- **Stated problem**
Exactly reproduce the lines that follow.

:: Input rows

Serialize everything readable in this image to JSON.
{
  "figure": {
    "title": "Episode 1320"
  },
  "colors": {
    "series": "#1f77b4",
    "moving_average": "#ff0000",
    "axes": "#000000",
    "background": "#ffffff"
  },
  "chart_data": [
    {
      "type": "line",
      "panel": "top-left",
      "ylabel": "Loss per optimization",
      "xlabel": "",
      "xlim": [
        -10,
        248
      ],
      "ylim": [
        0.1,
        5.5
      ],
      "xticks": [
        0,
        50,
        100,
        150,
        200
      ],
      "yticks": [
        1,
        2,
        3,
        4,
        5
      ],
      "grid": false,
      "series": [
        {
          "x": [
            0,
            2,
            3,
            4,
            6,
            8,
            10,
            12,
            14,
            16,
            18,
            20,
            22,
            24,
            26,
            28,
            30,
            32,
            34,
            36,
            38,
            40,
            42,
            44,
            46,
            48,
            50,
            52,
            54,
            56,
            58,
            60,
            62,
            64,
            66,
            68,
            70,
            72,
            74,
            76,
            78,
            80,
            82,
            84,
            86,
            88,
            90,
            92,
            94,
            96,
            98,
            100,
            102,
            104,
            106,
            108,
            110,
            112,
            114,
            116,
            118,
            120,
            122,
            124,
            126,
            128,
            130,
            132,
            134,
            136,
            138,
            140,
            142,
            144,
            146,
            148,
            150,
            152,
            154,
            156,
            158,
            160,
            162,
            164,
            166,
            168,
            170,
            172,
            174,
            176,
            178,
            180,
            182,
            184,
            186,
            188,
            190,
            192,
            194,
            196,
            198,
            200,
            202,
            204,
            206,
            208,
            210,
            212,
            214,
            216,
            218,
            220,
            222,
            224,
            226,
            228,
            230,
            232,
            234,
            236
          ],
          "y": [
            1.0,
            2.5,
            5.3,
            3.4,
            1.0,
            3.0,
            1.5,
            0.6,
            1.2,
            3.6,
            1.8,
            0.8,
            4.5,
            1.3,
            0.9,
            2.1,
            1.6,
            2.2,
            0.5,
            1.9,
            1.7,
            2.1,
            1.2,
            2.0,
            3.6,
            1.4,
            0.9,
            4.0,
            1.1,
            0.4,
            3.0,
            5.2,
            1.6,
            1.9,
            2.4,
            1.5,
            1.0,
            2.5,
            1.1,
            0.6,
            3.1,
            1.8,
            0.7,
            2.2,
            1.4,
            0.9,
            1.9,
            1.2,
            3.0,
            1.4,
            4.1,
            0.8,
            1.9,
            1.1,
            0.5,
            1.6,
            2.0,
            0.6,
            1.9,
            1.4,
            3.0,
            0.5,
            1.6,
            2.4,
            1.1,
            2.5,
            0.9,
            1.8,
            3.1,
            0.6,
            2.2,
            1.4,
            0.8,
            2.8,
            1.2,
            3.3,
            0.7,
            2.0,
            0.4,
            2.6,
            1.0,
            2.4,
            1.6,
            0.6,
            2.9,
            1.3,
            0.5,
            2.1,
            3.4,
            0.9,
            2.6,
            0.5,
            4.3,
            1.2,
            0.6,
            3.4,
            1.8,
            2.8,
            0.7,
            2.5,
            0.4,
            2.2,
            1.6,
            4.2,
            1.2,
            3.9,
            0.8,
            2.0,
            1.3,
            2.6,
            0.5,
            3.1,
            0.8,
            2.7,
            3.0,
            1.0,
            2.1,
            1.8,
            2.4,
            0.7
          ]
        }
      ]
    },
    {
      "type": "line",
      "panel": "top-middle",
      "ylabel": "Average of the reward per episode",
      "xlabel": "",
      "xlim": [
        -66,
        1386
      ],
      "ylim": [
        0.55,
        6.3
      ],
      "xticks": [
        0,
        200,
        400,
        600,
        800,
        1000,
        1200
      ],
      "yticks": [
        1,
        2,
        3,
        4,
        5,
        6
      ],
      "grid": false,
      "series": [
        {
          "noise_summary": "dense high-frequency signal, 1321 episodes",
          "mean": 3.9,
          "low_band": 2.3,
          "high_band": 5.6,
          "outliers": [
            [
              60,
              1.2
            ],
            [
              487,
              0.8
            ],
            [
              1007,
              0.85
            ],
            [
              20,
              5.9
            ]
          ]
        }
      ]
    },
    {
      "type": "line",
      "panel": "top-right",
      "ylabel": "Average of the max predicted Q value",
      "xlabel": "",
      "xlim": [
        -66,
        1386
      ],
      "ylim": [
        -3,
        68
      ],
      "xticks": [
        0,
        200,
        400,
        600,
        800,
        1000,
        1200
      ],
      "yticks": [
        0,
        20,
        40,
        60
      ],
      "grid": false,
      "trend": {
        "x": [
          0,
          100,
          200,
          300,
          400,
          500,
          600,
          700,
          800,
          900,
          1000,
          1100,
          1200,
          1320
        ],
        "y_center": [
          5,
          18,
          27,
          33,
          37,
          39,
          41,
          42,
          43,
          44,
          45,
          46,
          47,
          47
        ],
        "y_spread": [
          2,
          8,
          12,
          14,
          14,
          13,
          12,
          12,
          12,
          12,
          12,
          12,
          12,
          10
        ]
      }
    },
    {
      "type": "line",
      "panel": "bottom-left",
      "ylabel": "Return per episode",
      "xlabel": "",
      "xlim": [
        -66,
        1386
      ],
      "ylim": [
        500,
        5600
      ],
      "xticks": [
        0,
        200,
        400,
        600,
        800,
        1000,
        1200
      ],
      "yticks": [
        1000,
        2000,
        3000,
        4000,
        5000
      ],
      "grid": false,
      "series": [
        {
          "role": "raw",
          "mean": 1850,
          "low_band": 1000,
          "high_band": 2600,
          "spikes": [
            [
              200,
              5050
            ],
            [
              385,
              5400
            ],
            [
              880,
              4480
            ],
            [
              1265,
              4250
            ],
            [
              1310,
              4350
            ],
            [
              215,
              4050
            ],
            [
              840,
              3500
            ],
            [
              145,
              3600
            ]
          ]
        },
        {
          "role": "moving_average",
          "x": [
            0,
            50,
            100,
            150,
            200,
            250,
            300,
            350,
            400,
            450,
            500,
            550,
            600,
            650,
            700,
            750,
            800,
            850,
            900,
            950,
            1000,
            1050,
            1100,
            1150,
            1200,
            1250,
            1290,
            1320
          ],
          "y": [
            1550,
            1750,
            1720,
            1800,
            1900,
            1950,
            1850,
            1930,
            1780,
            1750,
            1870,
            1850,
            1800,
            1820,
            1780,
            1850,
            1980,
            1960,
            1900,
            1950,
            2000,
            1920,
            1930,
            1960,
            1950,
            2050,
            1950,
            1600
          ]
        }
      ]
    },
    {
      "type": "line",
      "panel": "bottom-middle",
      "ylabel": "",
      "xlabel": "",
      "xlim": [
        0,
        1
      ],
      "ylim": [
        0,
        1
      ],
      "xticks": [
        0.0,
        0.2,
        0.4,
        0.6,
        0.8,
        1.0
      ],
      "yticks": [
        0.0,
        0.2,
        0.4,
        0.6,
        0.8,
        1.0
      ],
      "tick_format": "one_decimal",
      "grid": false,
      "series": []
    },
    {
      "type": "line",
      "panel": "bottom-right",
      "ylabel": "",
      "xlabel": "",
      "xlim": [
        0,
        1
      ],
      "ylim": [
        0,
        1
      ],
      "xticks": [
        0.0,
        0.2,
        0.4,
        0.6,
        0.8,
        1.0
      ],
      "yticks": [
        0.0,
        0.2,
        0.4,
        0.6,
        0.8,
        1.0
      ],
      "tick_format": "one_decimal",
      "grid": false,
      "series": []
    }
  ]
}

::::

- **Output for this exercise**
Serialize everything readable in this image to JSON.
{
  "figure": {
    "title": "Episode 1320"
  },
  "colors": {
    "series": "#1f77b4",
    "moving_average": "#ff0000",
    "axes": "#000000",
    "background": "#ffffff"
  },
  "chart_data": [
    {
      "type": "line",
      "panel": "top-left",
      "ylabel": "Loss per optimization",
      "xlabel": "",
      "xlim": [
        -10,
        248
      ],
      "ylim": [
        0.1,
        5.5
      ],
      "xticks": [
        0,
        50,
        100,
        150,
        200
      ],
      "yticks": [
        1,
        2,
        3,
        4,
        5
      ],
      "grid": false,
      "series": [
        {
          "x": [
            0,
            2,
            3,
            4,
            6,
            8,
            10,
            12,
            14,
            16,
            18,
            20,
            22,
            24,
            26,
            28,
            30,
            32,
            34,
            36,
            38,
            40,
            42,
            44,
            46,
            48,
            50,
            52,
            54,
            56,
            58,
            60,
            62,
            64,
            66,
            68,
            70,
            72,
            74,
            76,
            78,
            80,
            82,
            84,
            86,
            88,
            90,
            92,
            94,
            96,
            98,
            100,
            102,
            104,
            106,
            108,
            110,
            112,
            114,
            116,
            118,
            120,
            122,
            124,
            126,
            128,
            130,
            132,
            134,
            136,
            138,
            140,
            142,
            144,
            146,
            148,
            150,
            152,
            154,
            156,
            158,
            160,
            162,
            164,
            166,
            168,
            170,
            172,
            174,
            176,
            178,
            180,
            182,
            184,
            186,
            188,
            190,
            192,
            194,
            196,
            198,
            200,
            202,
            204,
            206,
            208,
            210,
            212,
            214,
            216,
            218,
            220,
            222,
            224,
            226,
            228,
            230,
            232,
            234,
            236
          ],
          "y": [
            1.0,
            2.5,
            5.3,
            3.4,
            1.0,
            3.0,
            1.5,
            0.6,
            1.2,
            3.6,
            1.8,
            0.8,
            4.5,
            1.3,
            0.9,
            2.1,
            1.6,
            2.2,
            0.5,
            1.9,
            1.7,
            2.1,
            1.2,
            2.0,
            3.6,
            1.4,
            0.9,
            4.0,
            1.1,
            0.4,
            3.0,
            5.2,
            1.6,
            1.9,
            2.4,
            1.5,
            1.0,
            2.5,
            1.1,
            0.6,
            3.1,
            1.8,
            0.7,
            2.2,
            1.4,
            0.9,
            1.9,
            1.2,
            3.0,
            1.4,
            4.1,
            0.8,
            1.9,
            1.1,
            0.5,
            1.6,
            2.0,
            0.6,
            1.9,
            1.4,
            3.0,
            0.5,
            1.6,
            2.4,
            1.1,
            2.5,
            0.9,
            1.8,
            3.1,
            0.6,
            2.2,
            1.4,
            0.8,
            2.8,
            1.2,
            3.3,
            0.7,
            2.0,
            0.4,
            2.6,
            1.0,
            2.4,
            1.6,
            0.6,
            2.9,
            1.3,
            0.5,
            2.1,
            3.4,
            0.9,
            2.6,
            0.5,
            4.3,
            1.2,
            0.6,
            3.4,
            1.8,
            2.8,
            0.7,
            2.5,
            0.4,
            2.2,
            1.6,
            4.2,
            1.2,
            3.9,
            0.8,
            2.0,
            1.3,
            2.6,
            0.5,
            3.1,
            0.8,
            2.7,
            3.0,
            1.0,
            2.1,
            1.8,
            2.4,
            0.7
          ]
        }
      ]
    },
    {
      "type": "line",
      "panel": "top-middle",
      "ylabel": "Average of the reward per episode",
      "xlabel": "",
      "xlim": [
        -66,
        1386
      ],
      "ylim": [
        0.55,
        6.3
      ],
      "xticks": [
        0,
        200,
        400,
        600,
        800,
        1000,
        1200
      ],
      "yticks": [
        1,
        2,
        3,
        4,
        5,
        6
      ],
      "grid": false,
      "series": [
        {
          "noise_summary": "dense high-frequency signal, 1321 episodes",
          "mean": 3.9,
          "low_band": 2.3,
          "high_band": 5.6,
          "outliers": [
            [
              60,
              1.2
            ],
            [
              487,
              0.8
            ],
            [
              1007,
              0.85
            ],
            [
              20,
              5.9
            ]
          ]
        }
      ]
    },
    {
      "type": "line",
      "panel": "top-right",
      "ylabel": "Average of the max predicted Q value",
      "xlabel": "",
      "xlim": [
        -66,
        1386
      ],
      "ylim": [
        -3,
        68
      ],
      "xticks": [
        0,
        200,
        400,
        600,
        800,
        1000,
        1200
      ],
      "yticks": [
        0,
        20,
        40,
        60
      ],
      "grid": false,
      "trend": {
        "x": [
          0,
          100,
          200,
          300,
          400,
          500,
          600,
          700,
          800,
          900,
          1000,
          1100,
          1200,
          1320
        ],
        "y_center": [
          5,
          18,
          27,
          33,
          37,
          39,
          41,
          42,
          43,
          44,
          45,
          46,
          47,
          47
        ],
        "y_spread": [
          2,
          8,
          12,
          14,
          14,
          13,
          12,
          12,
          12,
          12,
          12,
          12,
          12,
          10
        ]
      }
    },
    {
      "type": "line",
      "panel": "bottom-left",
      "ylabel": "Return per episode",
      "xlabel": "",
      "xlim": [
        -66,
        1386
      ],
      "ylim": [
        500,
        5600
      ],
      "xticks": [
        0,
        200,
        400,
        600,
        800,
        1000,
        1200
      ],
      "yticks": [
        1000,
        2000,
        3000,
        4000,
        5000
      ],
      "grid": false,
      "series": [
        {
          "role": "raw",
          "mean": 1850,
          "low_band": 1000,
          "high_band": 2600,
          "spikes": [
            [
              200,
              5050
            ],
            [
              385,
              5400
            ],
            [
              880,
              4480
            ],
            [
              1265,
              4250
            ],
            [
              1310,
              4350
            ],
            [
              215,
              4050
            ],
            [
              840,
              3500
            ],
            [
              145,
              3600
            ]
          ]
        },
        {
          "role": "moving_average",
          "x": [
            0,
            50,
            100,
            150,
            200,
            250,
            300,
            350,
            400,
            450,
            500,
            550,
            600,
            650,
            700,
            750,
            800,
            850,
            900,
            950,
            1000,
            1050,
            1100,
            1150,
            1200,
            1250,
            1290,
            1320
          ],
          "y": [
            1550,
            1750,
            1720,
            1800,
            1900,
            1950,
            1850,
            1930,
            1780,
            1750,
            1870,
            1850,
            1800,
            1820,
            1780,
            1850,
            1980,
            1960,
            1900,
            1950,
            2000,
            1920,
            1930,
            1960,
            1950,
            2050,
            1950,
            1600
          ]
        }
      ]
    },
    {
      "type": "line",
      "panel": "bottom-middle",
      "ylabel": "",
      "xlabel": "",
      "xlim": [
        0,
        1
      ],
      "ylim": [
        0,
        1
      ],
      "xticks": [
        0.0,
        0.2,
        0.4,
        0.6,
        0.8,
        1.0
      ],
      "yticks": [
        0.0,
        0.2,
        0.4,
        0.6,
        0.8,
        1.0
      ],
      "tick_format": "one_decimal",
      "grid": false,
      "series": []
    },
    {
      "type": "line",
      "panel": "bottom-right",
      "ylabel": "",
      "xlabel": "",
      "xlim": [
        0,
        1
      ],
      "ylim": [
        0,
        1
      ],
      "xticks": [
        0.0,
        0.2,
        0.4,
        0.6,
        0.8,
        1.0
      ],
      "yticks": [
        0.0,
        0.2,
        0.4,
        0.6,
        0.8,
        1.0
      ],
      "tick_format": "one_decimal",
      "grid": false,
      "series": []
    }
  ]
}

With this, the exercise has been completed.